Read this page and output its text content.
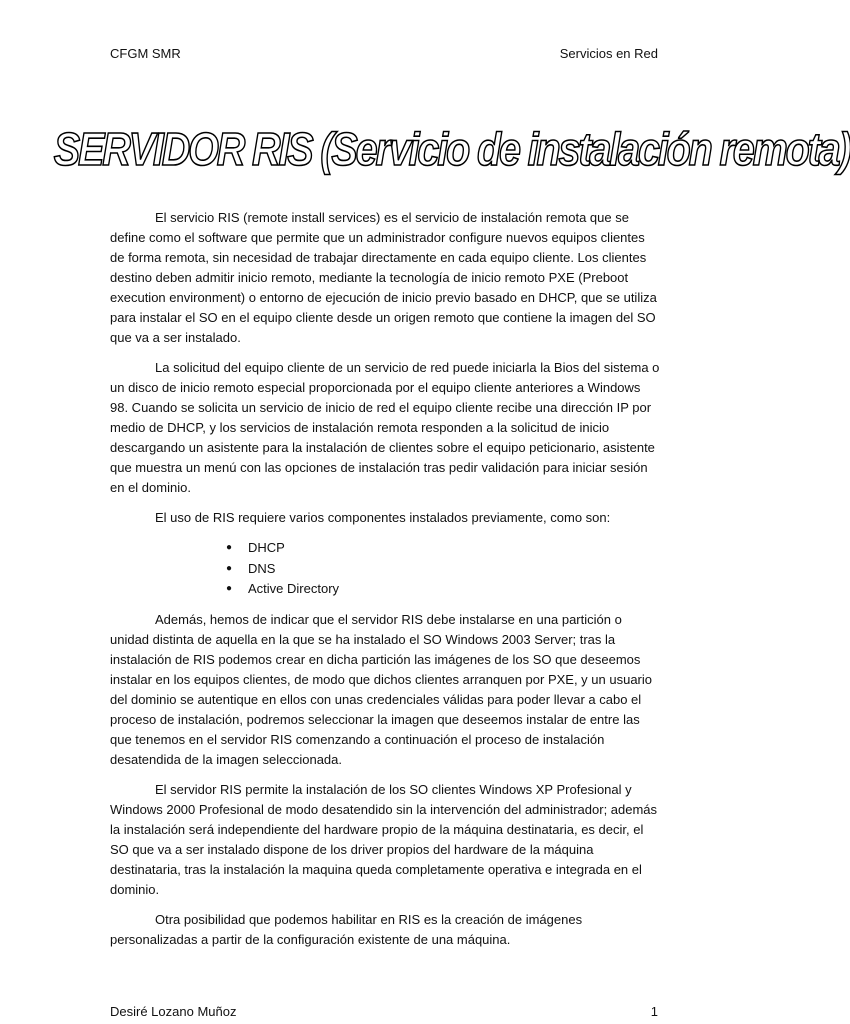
CFGM SMR	Servicios en Red
SERVIDOR RIS (Servicio de instalación remota)

El servicio RIS (remote install services) es el servicio de instalación remota que se define como el software que permite que un administrador configure nuevos equipos clientes de forma remota, sin necesidad de trabajar directamente en cada equipo cliente. Los clientes destino deben admitir inicio remoto, mediante la tecnología de inicio remoto PXE (Preboot execution environment) o entorno de ejecución de inicio previo basado en DHCP, que se utiliza para instalar el SO en el equipo cliente desde un origen remoto que contiene la imagen del SO que va a ser instalado.

La solicitud del equipo cliente de un servicio de red puede iniciarla la Bios del sistema o un disco de inicio remoto especial proporcionada por el equipo cliente anteriores a Windows 98. Cuando se solicita un servicio de inicio de red el equipo cliente recibe una dirección IP por medio de DHCP, y los servicios de instalación remota responden a la solicitud de inicio descargando un asistente para la instalación de clientes sobre el equipo peticionario, asistente que muestra un menú con las opciones de instalación tras pedir validación para iniciar sesión en el dominio.

El uso de RIS requiere varios componentes instalados previamente, como son:

● DHCP
● DNS
● Active Directory

Además, hemos de indicar que el servidor RIS debe instalarse en una partición o unidad distinta de aquella en la que se ha instalado el SO Windows 2003 Server; tras la instalación de RIS podemos crear en dicha partición las imágenes de los SO que deseemos instalar en los equipos clientes, de modo que dichos clientes arranquen por PXE, y un usuario del dominio se autentique en ellos con unas credenciales válidas para poder llevar a cabo el proceso de instalación, podremos seleccionar la imagen que deseemos instalar de entre las que tenemos en el servidor RIS comenzando a continuación el proceso de instalación desatendida de la imagen seleccionada.

El servidor RIS permite la instalación de los SO clientes Windows XP Profesional y Windows 2000 Profesional de modo desatendido sin la intervención del administrador; además la instalación será independiente del hardware propio de la máquina destinataria, es decir, el SO que va a ser instalado dispone de los driver propios del hardware de la máquina destinataria, tras la instalación la maquina queda completamente operativa e integrada en el dominio.

Otra posibilidad que podemos habilitar en RIS es la creación de imágenes personalizadas a partir de la configuración existente de una máquina.

Desiré Lozano Muñoz	1
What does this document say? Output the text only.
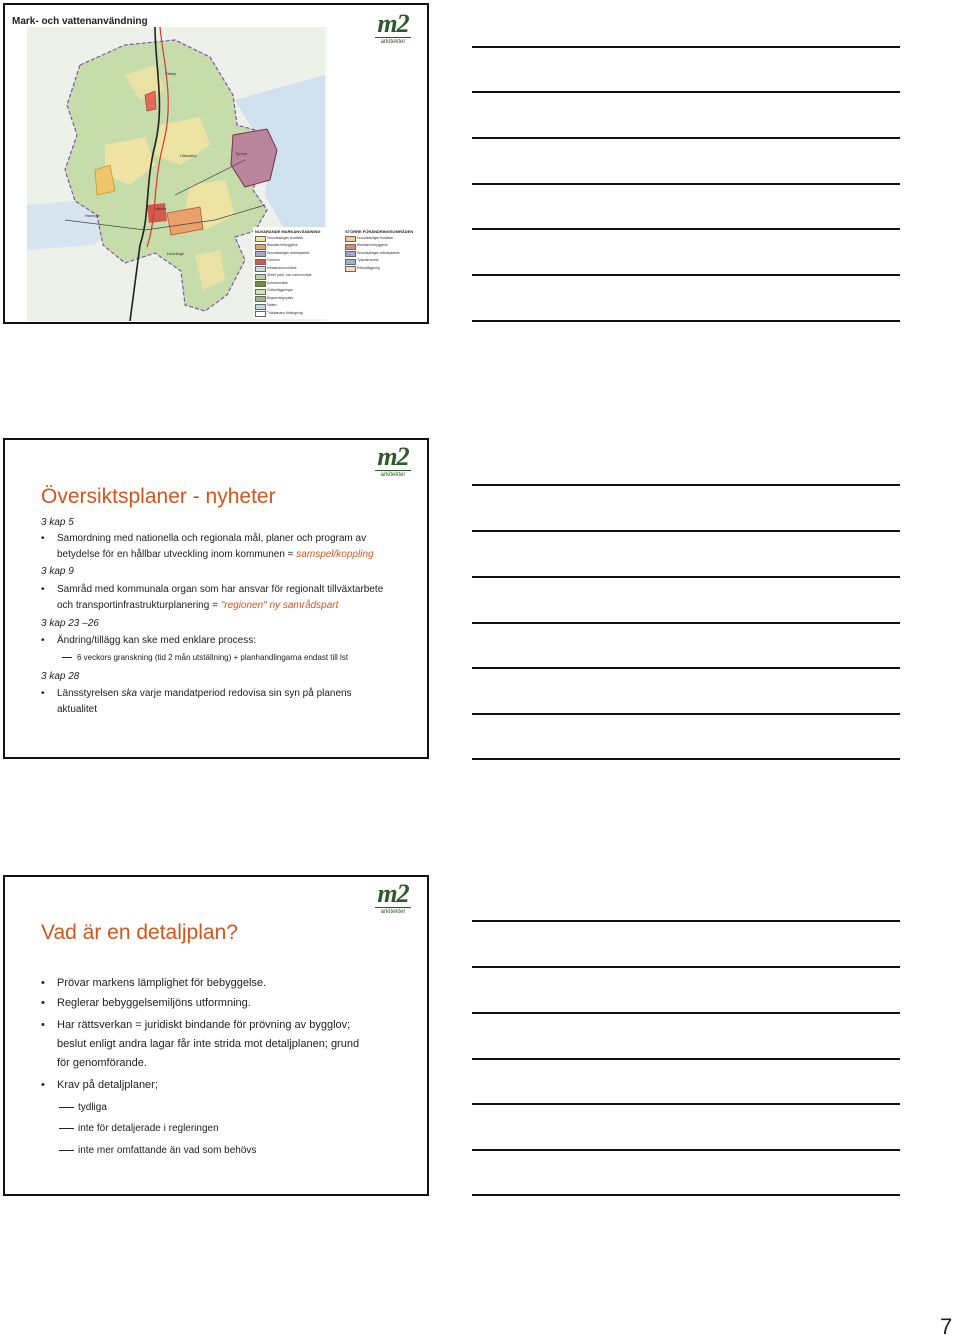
Mark- och vattenanvändning	m2
arkitekter
Väsby
Tyresö
Hässelby
Haninge
Nacka
Huddinge
NUVARANDE MARKANVÄNDNING	STÖRRE FÖRÄNDRINGSOMRÅDEN
Huvudsakligen bostäder
Blandad bebyggelse
Huvudsakligen arbetsplatser
Centrum
Infrastrukturområde
Större park- och naturområde
Koloniområde
Golfanläggningar
Begravningsplats
Vatten
Tvärbanans förlängning
Huvudsakligen bostäder
Blandad bebyggelse
Huvudsakligen arbetsplatser
Tyskvärnsverk
Rökanläggning
m2
arkitekter
Översiktsplaner - nyheter
3 kap 5
• Samordning med nationella och regionala mål, planer och program av
betydelse för en hållbar utveckling inom kommunen = samspel/koppling
3 kap 9
• Samråd med kommunala organ som har ansvar för regionalt tillväxtarbete
och transportinfrastrukturplanering = "regionen" ny samrådspart
3 kap 23 –26
• Ändring/tillägg kan ske med enklare process:
6 veckors granskning (tid 2 mån utställning) + planhandlingarna endast till lst
3 kap 28
• Länsstyrelsen ska varje mandatperiod redovisa sin syn på planens
aktualitet
m2
arkitekter
Vad är en detaljplan?
• Prövar markens lämplighet för bebyggelse.
• Reglerar bebyggelsemiljöns utformning.
• Har rättsverkan = juridiskt bindande för prövning av bygglov;
beslut enligt andra lagar får inte strida mot detaljplanen; grund
för genomförande.
• Krav på detaljplaner;
tydliga
inte för detaljerade i regleringen
inte mer omfattande än vad som behövs
7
|---|
_Exercise_
Repeat the listing word for word, omitting the pictures.

_Completed task_
Read this page and output its text content.
CFGM SMR	Servicios en Red
SERVIDOR RIS (Servicio de instalación remota)

El servicio RIS (remote install services) es el servicio de instalación remota que se define como el software que permite que un administrador configure nuevos equipos clientes de forma remota, sin necesidad de trabajar directamente en cada equipo cliente. Los clientes destino deben admitir inicio remoto, mediante la tecnología de inicio remoto PXE (Preboot execution environment) o entorno de ejecución de inicio previo basado en DHCP, que se utiliza para instalar el SO en el equipo cliente desde un origen remoto que contiene la imagen del SO que va a ser instalado.

La solicitud del equipo cliente de un servicio de red puede iniciarla la Bios del sistema o un disco de inicio remoto especial proporcionada por el equipo cliente anteriores a Windows 98. Cuando se solicita un servicio de inicio de red el equipo cliente recibe una dirección IP por medio de DHCP, y los servicios de instalación remota responden a la solicitud de inicio descargando un asistente para la instalación de clientes sobre el equipo peticionario, asistente que muestra un menú con las opciones de instalación tras pedir validación para iniciar sesión en el dominio.

El uso de RIS requiere varios componentes instalados previamente, como son:

● DHCP
● DNS
● Active Directory

Además, hemos de indicar que el servidor RIS debe instalarse en una partición o unidad distinta de aquella en la que se ha instalado el SO Windows 2003 Server; tras la instalación de RIS podemos crear en dicha partición las imágenes de los SO que deseemos instalar en los equipos clientes, de modo que dichos clientes arranquen por PXE, y un usuario del dominio se autentique en ellos con unas credenciales válidas para poder llevar a cabo el proceso de instalación, podremos seleccionar la imagen que deseemos instalar de entre las que tenemos en el servidor RIS comenzando a continuación el proceso de instalación desatendida de la imagen seleccionada.

El servidor RIS permite la instalación de los SO clientes Windows XP Profesional y Windows 2000 Profesional de modo desatendido sin la intervención del administrador; además la instalación será independiente del hardware propio de la máquina destinataria, es decir, el SO que va a ser instalado dispone de los driver propios del hardware de la máquina destinataria, tras la instalación la maquina queda completamente operativa e integrada en el dominio.

Otra posibilidad que podemos habilitar en RIS es la creación de imágenes personalizadas a partir de la configuración existente de una máquina.

Desiré Lozano Muñoz	1
What does this document say? Output the text only.
Mark- och vattenanvändning	m2
arkitekter
Väsby
Tyresö
Hässelby
Haninge
Nacka
Huddinge
NUVARANDE MARKANVÄNDNING	STÖRRE FÖRÄNDRINGSOMRÅDEN
Huvudsakligen bostäder
Blandad bebyggelse
Huvudsakligen arbetsplatser
Centrum
Infrastrukturområde
Större park- och naturområde
Koloniområde
Golfanläggningar
Begravningsplats
Vatten
Tvärbanans förlängning
Huvudsakligen bostäder
Blandad bebyggelse
Huvudsakligen arbetsplatser
Tyskvärnsverk
Rökanläggning
m2
arkitekter
Översiktsplaner - nyheter
3 kap 5
• Samordning med nationella och regionala mål, planer och program av
betydelse för en hållbar utveckling inom kommunen = samspel/koppling
3 kap 9
• Samråd med kommunala organ som har ansvar för regionalt tillväxtarbete
och transportinfrastrukturplanering = "regionen" ny samrådspart
3 kap 23 –26
• Ändring/tillägg kan ske med enklare process:
6 veckors granskning (tid 2 mån utställning) + planhandlingarna endast till lst
3 kap 28
• Länsstyrelsen ska varje mandatperiod redovisa sin syn på planens
aktualitet
m2
arkitekter
Vad är en detaljplan?
• Prövar markens lämplighet för bebyggelse.
• Reglerar bebyggelsemiljöns utformning.
• Har rättsverkan = juridiskt bindande för prövning av bygglov;
beslut enligt andra lagar får inte strida mot detaljplanen; grund
för genomförande.
• Krav på detaljplaner;
tydliga
inte för detaljerade i regleringen
inte mer omfattande än vad som behövs
7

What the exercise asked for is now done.